___ EXERCISE INPUTS

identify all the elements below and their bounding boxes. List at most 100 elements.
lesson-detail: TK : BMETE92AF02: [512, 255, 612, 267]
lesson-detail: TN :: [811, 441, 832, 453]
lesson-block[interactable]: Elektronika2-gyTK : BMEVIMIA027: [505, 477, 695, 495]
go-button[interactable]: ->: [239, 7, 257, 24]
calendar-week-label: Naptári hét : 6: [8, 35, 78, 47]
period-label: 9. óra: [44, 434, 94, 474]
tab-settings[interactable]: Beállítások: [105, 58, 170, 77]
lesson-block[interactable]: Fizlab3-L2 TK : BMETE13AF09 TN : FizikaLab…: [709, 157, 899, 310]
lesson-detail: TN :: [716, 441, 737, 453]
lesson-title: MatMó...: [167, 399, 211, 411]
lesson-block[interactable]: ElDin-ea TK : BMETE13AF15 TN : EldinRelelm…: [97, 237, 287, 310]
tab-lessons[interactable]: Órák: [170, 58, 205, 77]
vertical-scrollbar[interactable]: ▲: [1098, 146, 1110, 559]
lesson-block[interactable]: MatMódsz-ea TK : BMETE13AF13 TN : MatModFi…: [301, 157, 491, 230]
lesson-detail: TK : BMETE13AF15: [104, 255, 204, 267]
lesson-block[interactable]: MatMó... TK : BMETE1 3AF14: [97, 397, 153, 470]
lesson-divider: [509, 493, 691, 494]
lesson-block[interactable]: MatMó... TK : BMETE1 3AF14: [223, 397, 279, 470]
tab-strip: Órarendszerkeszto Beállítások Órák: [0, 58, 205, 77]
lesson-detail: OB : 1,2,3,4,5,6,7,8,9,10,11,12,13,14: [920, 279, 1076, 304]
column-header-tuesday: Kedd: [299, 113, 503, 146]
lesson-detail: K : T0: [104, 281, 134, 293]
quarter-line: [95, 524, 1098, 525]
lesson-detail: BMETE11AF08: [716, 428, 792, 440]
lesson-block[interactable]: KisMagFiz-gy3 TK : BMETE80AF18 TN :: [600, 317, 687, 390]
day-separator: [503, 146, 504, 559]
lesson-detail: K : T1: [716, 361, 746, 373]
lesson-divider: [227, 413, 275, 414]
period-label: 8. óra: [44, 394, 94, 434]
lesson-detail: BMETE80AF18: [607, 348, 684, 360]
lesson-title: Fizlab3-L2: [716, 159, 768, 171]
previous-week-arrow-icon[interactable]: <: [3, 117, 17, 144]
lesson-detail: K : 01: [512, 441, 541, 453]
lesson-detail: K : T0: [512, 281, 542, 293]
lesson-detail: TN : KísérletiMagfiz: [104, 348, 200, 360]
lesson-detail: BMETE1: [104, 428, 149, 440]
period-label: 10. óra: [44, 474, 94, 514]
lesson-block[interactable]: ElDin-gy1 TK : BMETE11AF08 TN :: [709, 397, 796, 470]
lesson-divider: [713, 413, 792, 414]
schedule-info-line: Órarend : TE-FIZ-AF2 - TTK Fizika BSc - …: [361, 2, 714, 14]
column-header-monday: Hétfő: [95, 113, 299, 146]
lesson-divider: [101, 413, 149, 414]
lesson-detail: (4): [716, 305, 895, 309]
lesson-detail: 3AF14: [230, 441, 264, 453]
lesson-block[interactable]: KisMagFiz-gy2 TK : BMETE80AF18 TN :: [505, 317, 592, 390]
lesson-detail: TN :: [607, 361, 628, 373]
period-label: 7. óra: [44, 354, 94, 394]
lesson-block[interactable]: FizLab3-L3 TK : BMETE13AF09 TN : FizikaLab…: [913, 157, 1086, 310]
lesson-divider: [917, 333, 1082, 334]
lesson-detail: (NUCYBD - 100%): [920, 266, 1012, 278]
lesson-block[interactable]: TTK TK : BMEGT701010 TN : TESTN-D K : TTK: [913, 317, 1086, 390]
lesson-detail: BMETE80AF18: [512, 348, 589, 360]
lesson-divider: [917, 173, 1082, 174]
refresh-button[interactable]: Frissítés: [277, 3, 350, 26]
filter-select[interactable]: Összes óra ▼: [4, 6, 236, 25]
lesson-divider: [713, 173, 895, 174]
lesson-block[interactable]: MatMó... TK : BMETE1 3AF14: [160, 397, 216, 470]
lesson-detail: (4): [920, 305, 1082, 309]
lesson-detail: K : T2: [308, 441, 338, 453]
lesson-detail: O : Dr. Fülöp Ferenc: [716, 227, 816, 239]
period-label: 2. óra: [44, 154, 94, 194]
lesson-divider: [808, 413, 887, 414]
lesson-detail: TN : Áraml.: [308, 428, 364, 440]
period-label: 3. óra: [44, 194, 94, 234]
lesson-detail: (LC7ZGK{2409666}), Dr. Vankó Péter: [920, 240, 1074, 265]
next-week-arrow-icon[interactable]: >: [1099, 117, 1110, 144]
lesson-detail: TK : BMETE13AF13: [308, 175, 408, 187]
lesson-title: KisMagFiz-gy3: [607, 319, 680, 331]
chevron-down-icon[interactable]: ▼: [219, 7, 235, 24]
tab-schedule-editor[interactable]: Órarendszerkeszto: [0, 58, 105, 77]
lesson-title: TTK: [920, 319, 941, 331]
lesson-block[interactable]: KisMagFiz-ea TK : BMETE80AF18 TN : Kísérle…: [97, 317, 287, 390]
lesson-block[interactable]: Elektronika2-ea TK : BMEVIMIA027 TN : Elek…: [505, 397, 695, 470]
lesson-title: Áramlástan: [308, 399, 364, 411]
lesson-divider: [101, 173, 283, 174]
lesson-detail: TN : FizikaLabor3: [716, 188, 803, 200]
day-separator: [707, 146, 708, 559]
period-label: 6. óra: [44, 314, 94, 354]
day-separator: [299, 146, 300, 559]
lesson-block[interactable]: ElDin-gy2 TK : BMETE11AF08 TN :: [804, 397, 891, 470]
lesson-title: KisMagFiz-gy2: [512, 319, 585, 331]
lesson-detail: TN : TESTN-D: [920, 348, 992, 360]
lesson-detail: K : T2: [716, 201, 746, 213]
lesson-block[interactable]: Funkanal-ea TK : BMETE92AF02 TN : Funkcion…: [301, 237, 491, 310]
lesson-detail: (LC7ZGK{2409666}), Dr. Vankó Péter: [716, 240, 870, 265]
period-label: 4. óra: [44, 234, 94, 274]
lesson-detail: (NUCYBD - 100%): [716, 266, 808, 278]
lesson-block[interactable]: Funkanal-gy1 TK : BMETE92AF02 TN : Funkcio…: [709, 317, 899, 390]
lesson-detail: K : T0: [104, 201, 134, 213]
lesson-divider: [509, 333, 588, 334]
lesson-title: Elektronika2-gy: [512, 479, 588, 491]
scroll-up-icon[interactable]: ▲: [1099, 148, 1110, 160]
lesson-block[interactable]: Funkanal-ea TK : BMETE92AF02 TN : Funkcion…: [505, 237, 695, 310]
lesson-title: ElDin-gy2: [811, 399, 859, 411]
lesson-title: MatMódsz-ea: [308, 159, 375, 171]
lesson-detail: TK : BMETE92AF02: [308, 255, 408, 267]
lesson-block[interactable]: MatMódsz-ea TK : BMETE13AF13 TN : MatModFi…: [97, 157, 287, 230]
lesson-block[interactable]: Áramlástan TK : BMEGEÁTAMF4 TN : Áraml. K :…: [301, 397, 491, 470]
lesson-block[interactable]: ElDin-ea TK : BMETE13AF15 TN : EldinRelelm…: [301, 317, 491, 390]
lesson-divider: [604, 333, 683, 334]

______

Arrange the lines of the item above as a numbered list, leaving out any blank lines.

1. identify all the elements below and their bounding boxes. List at most 100 elements.
2. lesson-detail: TK : BMETE92AF02: [512, 255, 612, 267]
3. lesson-detail: TN :: [811, 441, 832, 453]
4. lesson-block[interactable]: Elektronika2-gyTK : BMEVIMIA027: [505, 477, 695, 495]
5. go-button[interactable]: ->: [239, 7, 257, 24]
6. calendar-week-label: Naptári hét : 6: [8, 35, 78, 47]
7. period-label: 9. óra: [44, 434, 94, 474]
8. tab-settings[interactable]: Beállítások: [105, 58, 170, 77]
9. lesson-block[interactable]: Fizlab3-L2 TK : BMETE13AF09 TN : FizikaLab…: [709, 157, 899, 310]
10. lesson-detail: TN :: [716, 441, 737, 453]
11. lesson-title: MatMó...: [167, 399, 211, 411]
12. lesson-block[interactable]: ElDin-ea TK : BMETE13AF15 TN : EldinRelelm…: [97, 237, 287, 310]
13. tab-lessons[interactable]: Órák: [170, 58, 205, 77]
14. vertical-scrollbar[interactable]: ▲: [1098, 146, 1110, 559]
15. lesson-block[interactable]: MatMódsz-ea TK : BMETE13AF13 TN : MatModFi…: [301, 157, 491, 230]
16. lesson-detail: TK : BMETE13AF15: [104, 255, 204, 267]
17. lesson-block[interactable]: MatMó... TK : BMETE1 3AF14: [97, 397, 153, 470]
18. lesson-divider: [509, 493, 691, 494]
19. lesson-block[interactable]: MatMó... TK : BMETE1 3AF14: [223, 397, 279, 470]
20. tab-strip: Órarendszerkeszto Beállítások Órák: [0, 58, 205, 77]
21. lesson-detail: OB : 1,2,3,4,5,6,7,8,9,10,11,12,13,14: [920, 279, 1076, 304]
22. column-header-tuesday: Kedd: [299, 113, 503, 146]
23. lesson-detail: K : T0: [104, 281, 134, 293]
24. quarter-line: [95, 524, 1098, 525]
25. lesson-detail: BMETE11AF08: [716, 428, 792, 440]
26. lesson-block[interactable]: KisMagFiz-gy3 TK : BMETE80AF18 TN :: [600, 317, 687, 390]
27. day-separator: [503, 146, 504, 559]
28. lesson-detail: K : T1: [716, 361, 746, 373]
29. lesson-divider: [227, 413, 275, 414]
30. period-label: 8. óra: [44, 394, 94, 434]
31. lesson-detail: BMETE80AF18: [607, 348, 684, 360]
32. lesson-title: Fizlab3-L2: [716, 159, 768, 171]
33. previous-week-arrow-icon[interactable]: <: [3, 117, 17, 144]
34. lesson-detail: K : 01: [512, 441, 541, 453]
35. lesson-detail: K : T0: [512, 281, 542, 293]
36. lesson-detail: TN : KísérletiMagfiz: [104, 348, 200, 360]
37. lesson-detail: BMETE1: [104, 428, 149, 440]
38. period-label: 10. óra: [44, 474, 94, 514]
39. lesson-block[interactable]: ElDin-gy1 TK : BMETE11AF08 TN :: [709, 397, 796, 470]
40. lesson-divider: [713, 413, 792, 414]
41. schedule-info-line: Órarend : TE-FIZ-AF2 - TTK Fizika BSc - …: [361, 2, 714, 14]
42. column-header-monday: Hétfő: [95, 113, 299, 146]
43. lesson-divider: [101, 413, 149, 414]
44. lesson-detail: (4): [716, 305, 895, 309]
45. lesson-detail: 3AF14: [230, 441, 264, 453]
46. lesson-block[interactable]: KisMagFiz-gy2 TK : BMETE80AF18 TN :: [505, 317, 592, 390]
47. lesson-detail: TN :: [607, 361, 628, 373]
48. period-label: 7. óra: [44, 354, 94, 394]
49. lesson-block[interactable]: FizLab3-L3 TK : BMETE13AF09 TN : FizikaLab…: [913, 157, 1086, 310]
50. lesson-divider: [917, 333, 1082, 334]
51. lesson-detail: (NUCYBD - 100%): [920, 266, 1012, 278]
52. lesson-block[interactable]: TTK TK : BMEGT701010 TN : TESTN-D K : TTK: [913, 317, 1086, 390]
53. lesson-detail: BMETE80AF18: [512, 348, 589, 360]
54. lesson-divider: [917, 173, 1082, 174]
55. refresh-button[interactable]: Frissítés: [277, 3, 350, 26]
56. filter-select[interactable]: Összes óra ▼: [4, 6, 236, 25]
57. lesson-divider: [713, 173, 895, 174]
58. lesson-block[interactable]: MatMó... TK : BMETE1 3AF14: [160, 397, 216, 470]
59. lesson-detail: (4): [920, 305, 1082, 309]
60. lesson-detail: K : T2: [308, 441, 338, 453]
61. lesson-detail: O : Dr. Fülöp Ferenc: [716, 227, 816, 239]
62. period-label: 2. óra: [44, 154, 94, 194]
63. lesson-divider: [808, 413, 887, 414]
64. lesson-detail: TN : Áraml.: [308, 428, 364, 440]
65. period-label: 3. óra: [44, 194, 94, 234]
66. lesson-detail: (LC7ZGK{2409666}), Dr. Vankó Péter: [920, 240, 1074, 265]
67. next-week-arrow-icon[interactable]: >: [1099, 117, 1110, 144]
68. lesson-detail: TK : BMETE13AF13: [308, 175, 408, 187]
69. lesson-title: KisMagFiz-gy3: [607, 319, 680, 331]
70. chevron-down-icon[interactable]: ▼: [219, 7, 235, 24]
71. tab-schedule-editor[interactable]: Órarendszerkeszto: [0, 58, 105, 77]
72. lesson-title: TTK: [920, 319, 941, 331]
73. lesson-block[interactable]: KisMagFiz-ea TK : BMETE80AF18 TN : Kísérle…: [97, 317, 287, 390]
74. lesson-block[interactable]: Elektronika2-ea TK : BMEVIMIA027 TN : Elek…: [505, 397, 695, 470]
75. lesson-title: Áramlástan: [308, 399, 364, 411]
76. lesson-divider: [101, 173, 283, 174]
77. lesson-detail: TN : FizikaLabor3: [716, 188, 803, 200]
78. day-separator: [707, 146, 708, 559]
79. period-label: 6. óra: [44, 314, 94, 354]
80. day-separator: [299, 146, 300, 559]
81. lesson-block[interactable]: ElDin-gy2 TK : BMETE11AF08 TN :: [804, 397, 891, 470]
82. lesson-title: KisMagFiz-gy2: [512, 319, 585, 331]
83. lesson-detail: TN : TESTN-D: [920, 348, 992, 360]
84. lesson-detail: K : T2: [716, 201, 746, 213]
85. lesson-block[interactable]: Funkanal-ea TK : BMETE92AF02 TN : Funkcion…: [301, 237, 491, 310]
86. lesson-detail: (LC7ZGK{2409666}), Dr. Vankó Péter: [716, 240, 870, 265]
87. period-label: 4. óra: [44, 234, 94, 274]
88. lesson-detail: (NUCYBD - 100%): [716, 266, 808, 278]
89. lesson-block[interactable]: Funkanal-gy1 TK : BMETE92AF02 TN : Funkcio…: [709, 317, 899, 390]
90. lesson-detail: K : T0: [104, 201, 134, 213]
91. lesson-divider: [509, 333, 588, 334]
92. lesson-title: Elektronika2-gy: [512, 479, 588, 491]
93. scroll-up-icon[interactable]: ▲: [1099, 148, 1110, 160]
94. lesson-block[interactable]: Funkanal-ea TK : BMETE92AF02 TN : Funkcion…: [505, 237, 695, 310]
95. lesson-title: ElDin-gy2: [811, 399, 859, 411]
96. lesson-title: MatMódsz-ea: [308, 159, 375, 171]
97. lesson-detail: TK : BMETE92AF02: [308, 255, 408, 267]
98. lesson-block[interactable]: MatMódsz-ea TK : BMETE13AF13 TN : MatModFi…: [97, 157, 287, 230]
99. lesson-block[interactable]: Áramlástan TK : BMEGEÁTAMF4 TN : Áraml. K :…: [301, 397, 491, 470]
100. lesson-block[interactable]: ElDin-ea TK : BMETE13AF15 TN : EldinRelelm…: [301, 317, 491, 390]
101. lesson-divider: [604, 333, 683, 334]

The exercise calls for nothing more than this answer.